[Problem to solve]
Give the number of lines below that contain "content", with no other output.

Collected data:
=======

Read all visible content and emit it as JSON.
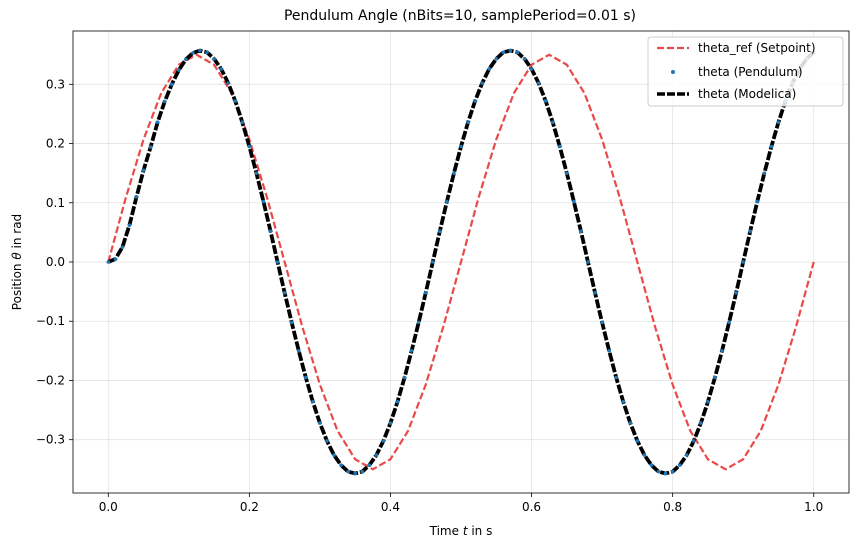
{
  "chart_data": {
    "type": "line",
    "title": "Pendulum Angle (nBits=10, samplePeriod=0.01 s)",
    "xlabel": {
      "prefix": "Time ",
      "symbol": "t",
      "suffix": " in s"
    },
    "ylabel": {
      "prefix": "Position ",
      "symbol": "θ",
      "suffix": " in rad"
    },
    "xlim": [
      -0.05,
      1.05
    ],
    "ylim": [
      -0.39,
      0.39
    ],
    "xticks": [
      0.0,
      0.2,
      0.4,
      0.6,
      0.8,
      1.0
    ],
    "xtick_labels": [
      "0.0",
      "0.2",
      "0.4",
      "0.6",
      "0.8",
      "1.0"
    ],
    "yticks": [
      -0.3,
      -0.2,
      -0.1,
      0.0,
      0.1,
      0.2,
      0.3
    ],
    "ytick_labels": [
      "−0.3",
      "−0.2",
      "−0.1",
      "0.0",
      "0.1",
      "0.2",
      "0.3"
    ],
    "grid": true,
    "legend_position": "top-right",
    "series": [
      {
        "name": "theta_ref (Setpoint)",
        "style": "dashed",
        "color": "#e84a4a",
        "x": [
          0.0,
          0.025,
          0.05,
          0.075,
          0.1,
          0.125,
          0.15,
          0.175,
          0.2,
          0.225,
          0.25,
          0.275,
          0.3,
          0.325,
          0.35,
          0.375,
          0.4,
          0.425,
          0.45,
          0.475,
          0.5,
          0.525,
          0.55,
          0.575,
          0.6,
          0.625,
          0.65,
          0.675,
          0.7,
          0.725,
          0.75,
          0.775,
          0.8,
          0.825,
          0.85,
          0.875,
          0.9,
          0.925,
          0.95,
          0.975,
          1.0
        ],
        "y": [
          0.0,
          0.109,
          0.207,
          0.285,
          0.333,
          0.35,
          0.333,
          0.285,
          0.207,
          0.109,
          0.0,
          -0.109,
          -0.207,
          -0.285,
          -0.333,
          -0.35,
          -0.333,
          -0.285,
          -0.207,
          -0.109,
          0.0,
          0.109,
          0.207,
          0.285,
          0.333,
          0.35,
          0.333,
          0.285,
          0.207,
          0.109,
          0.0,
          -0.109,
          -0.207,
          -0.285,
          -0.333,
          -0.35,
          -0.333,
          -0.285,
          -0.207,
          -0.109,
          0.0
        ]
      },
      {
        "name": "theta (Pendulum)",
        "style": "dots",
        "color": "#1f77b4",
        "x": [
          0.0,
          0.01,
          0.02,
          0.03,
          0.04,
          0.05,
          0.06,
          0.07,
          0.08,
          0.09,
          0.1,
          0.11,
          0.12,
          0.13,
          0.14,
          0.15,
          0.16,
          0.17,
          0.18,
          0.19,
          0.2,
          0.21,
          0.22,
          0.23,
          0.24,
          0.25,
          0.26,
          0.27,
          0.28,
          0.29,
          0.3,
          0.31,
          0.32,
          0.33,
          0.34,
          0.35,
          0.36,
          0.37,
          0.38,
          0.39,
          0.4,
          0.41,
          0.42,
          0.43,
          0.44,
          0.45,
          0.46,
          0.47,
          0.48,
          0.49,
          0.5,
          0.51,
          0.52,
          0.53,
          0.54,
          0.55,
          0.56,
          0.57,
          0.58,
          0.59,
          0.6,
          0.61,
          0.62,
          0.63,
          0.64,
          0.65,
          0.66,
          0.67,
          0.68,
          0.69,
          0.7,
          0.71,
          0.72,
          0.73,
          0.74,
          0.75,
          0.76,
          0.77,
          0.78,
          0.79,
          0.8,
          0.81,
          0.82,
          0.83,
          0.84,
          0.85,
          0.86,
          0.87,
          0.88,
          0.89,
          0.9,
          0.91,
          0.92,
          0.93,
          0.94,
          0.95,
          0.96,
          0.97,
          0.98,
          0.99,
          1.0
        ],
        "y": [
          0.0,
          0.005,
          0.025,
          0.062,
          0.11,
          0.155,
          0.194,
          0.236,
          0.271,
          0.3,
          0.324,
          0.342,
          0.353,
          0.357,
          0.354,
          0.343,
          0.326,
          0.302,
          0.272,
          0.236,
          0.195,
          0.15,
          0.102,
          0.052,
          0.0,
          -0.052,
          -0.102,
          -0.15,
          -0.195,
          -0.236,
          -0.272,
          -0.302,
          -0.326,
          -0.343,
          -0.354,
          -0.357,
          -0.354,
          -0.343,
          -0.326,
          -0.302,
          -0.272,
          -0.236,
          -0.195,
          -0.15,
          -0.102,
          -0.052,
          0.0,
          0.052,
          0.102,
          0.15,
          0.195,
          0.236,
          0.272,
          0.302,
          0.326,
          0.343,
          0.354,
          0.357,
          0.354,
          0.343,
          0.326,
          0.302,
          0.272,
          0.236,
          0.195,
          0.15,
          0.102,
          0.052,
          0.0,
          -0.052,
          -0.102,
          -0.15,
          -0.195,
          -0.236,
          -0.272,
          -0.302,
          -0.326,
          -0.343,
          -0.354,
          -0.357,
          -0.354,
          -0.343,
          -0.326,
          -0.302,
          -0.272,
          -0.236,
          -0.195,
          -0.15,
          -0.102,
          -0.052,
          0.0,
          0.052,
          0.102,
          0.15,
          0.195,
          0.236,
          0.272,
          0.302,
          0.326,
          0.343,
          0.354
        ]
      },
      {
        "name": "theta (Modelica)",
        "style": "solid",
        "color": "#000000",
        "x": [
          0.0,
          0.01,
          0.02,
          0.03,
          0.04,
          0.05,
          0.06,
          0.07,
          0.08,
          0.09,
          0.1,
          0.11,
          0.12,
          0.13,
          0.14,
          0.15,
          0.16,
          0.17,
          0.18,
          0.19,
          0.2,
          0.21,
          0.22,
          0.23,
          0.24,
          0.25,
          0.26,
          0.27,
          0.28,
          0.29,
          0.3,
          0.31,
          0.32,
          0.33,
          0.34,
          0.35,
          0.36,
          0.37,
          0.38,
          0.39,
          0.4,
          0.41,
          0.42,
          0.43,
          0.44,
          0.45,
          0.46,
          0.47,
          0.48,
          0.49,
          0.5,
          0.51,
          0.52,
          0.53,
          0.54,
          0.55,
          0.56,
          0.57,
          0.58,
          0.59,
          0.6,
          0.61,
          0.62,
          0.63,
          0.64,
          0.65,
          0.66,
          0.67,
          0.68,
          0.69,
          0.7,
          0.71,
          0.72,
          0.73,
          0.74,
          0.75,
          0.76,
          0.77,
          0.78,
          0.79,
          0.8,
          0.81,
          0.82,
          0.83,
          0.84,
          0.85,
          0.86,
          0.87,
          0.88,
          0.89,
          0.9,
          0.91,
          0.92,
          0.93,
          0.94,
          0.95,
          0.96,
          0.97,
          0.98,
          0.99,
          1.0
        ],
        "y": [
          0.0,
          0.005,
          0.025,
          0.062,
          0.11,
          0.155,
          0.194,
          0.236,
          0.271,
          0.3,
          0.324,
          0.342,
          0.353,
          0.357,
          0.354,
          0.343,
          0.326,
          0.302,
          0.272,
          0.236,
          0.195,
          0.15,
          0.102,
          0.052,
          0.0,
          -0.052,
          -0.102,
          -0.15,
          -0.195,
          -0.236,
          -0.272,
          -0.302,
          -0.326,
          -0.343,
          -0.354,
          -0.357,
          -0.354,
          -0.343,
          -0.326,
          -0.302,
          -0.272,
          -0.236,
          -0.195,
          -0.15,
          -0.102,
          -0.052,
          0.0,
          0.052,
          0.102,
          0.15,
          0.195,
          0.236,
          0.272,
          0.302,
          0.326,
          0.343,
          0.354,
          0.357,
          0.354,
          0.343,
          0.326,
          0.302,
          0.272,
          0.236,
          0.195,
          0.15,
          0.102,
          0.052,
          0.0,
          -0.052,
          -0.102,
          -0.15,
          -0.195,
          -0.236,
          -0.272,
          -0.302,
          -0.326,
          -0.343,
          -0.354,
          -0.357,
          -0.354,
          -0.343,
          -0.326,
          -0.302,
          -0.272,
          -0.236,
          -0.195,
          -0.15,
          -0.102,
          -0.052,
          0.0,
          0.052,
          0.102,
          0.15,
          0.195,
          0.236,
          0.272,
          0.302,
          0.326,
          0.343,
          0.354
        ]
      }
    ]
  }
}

=======

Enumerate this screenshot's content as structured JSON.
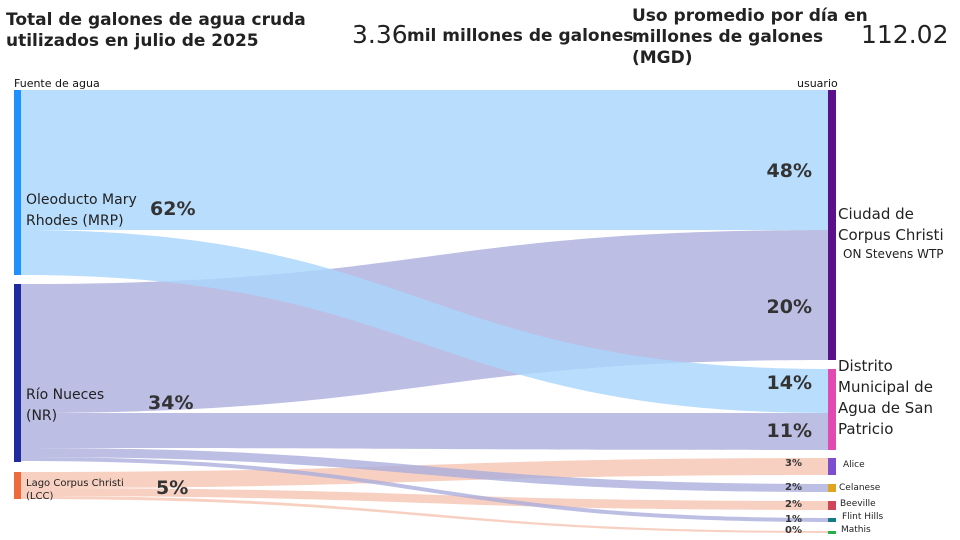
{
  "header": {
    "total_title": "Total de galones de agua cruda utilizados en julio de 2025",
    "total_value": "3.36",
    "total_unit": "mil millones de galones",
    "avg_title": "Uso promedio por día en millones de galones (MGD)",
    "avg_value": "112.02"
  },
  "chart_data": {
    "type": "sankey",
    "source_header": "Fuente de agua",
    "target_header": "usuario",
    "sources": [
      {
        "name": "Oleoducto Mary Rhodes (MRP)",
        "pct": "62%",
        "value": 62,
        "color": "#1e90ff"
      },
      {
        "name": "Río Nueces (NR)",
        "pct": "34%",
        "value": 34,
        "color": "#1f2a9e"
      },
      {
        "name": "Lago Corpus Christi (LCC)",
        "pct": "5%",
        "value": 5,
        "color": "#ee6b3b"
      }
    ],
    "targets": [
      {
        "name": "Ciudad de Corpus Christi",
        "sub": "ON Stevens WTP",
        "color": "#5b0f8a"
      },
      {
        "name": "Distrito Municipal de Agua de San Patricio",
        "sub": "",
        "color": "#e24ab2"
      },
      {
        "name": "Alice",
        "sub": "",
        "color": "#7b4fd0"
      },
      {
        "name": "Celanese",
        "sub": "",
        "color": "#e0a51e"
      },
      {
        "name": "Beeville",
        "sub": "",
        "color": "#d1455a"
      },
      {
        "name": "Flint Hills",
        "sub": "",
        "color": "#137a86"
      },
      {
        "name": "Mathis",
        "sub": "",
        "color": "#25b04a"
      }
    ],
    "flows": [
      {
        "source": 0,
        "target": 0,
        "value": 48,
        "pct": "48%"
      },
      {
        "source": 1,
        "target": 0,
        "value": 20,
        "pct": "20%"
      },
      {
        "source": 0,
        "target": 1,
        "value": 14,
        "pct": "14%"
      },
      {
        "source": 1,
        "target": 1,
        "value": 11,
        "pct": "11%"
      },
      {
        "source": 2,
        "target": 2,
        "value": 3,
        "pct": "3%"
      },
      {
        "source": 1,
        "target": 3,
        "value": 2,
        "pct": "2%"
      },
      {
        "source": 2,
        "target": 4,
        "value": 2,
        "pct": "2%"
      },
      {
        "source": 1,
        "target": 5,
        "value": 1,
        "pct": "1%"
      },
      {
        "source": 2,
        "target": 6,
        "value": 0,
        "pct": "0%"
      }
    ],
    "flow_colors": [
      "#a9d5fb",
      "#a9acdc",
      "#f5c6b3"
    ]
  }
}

=======

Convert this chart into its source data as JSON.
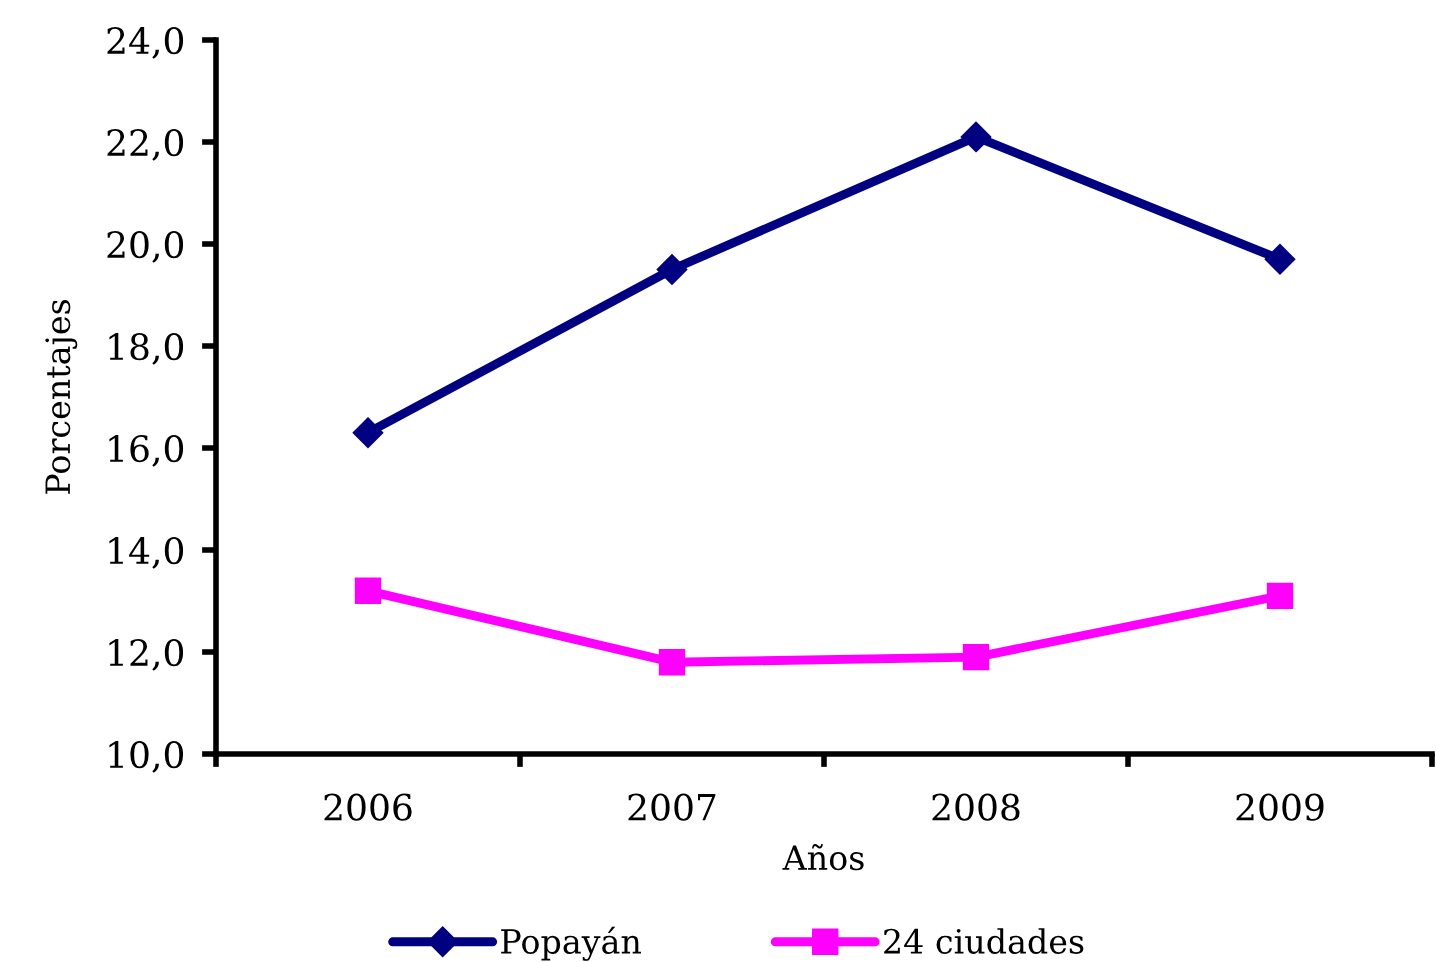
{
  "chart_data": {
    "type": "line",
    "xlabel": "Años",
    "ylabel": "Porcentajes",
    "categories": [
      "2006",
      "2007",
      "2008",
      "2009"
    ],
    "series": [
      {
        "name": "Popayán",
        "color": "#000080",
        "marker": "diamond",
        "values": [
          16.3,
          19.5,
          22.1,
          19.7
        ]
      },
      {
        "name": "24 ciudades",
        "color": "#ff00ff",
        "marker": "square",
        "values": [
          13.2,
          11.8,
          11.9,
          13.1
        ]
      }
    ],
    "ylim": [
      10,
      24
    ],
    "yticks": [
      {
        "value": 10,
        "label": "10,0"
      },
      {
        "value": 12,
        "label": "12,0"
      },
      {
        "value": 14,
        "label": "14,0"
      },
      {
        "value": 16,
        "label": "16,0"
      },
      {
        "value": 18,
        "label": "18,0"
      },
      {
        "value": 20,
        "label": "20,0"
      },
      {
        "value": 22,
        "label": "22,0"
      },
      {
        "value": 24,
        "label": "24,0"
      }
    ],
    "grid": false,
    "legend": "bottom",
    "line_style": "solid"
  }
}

=======

[Result for this task]
2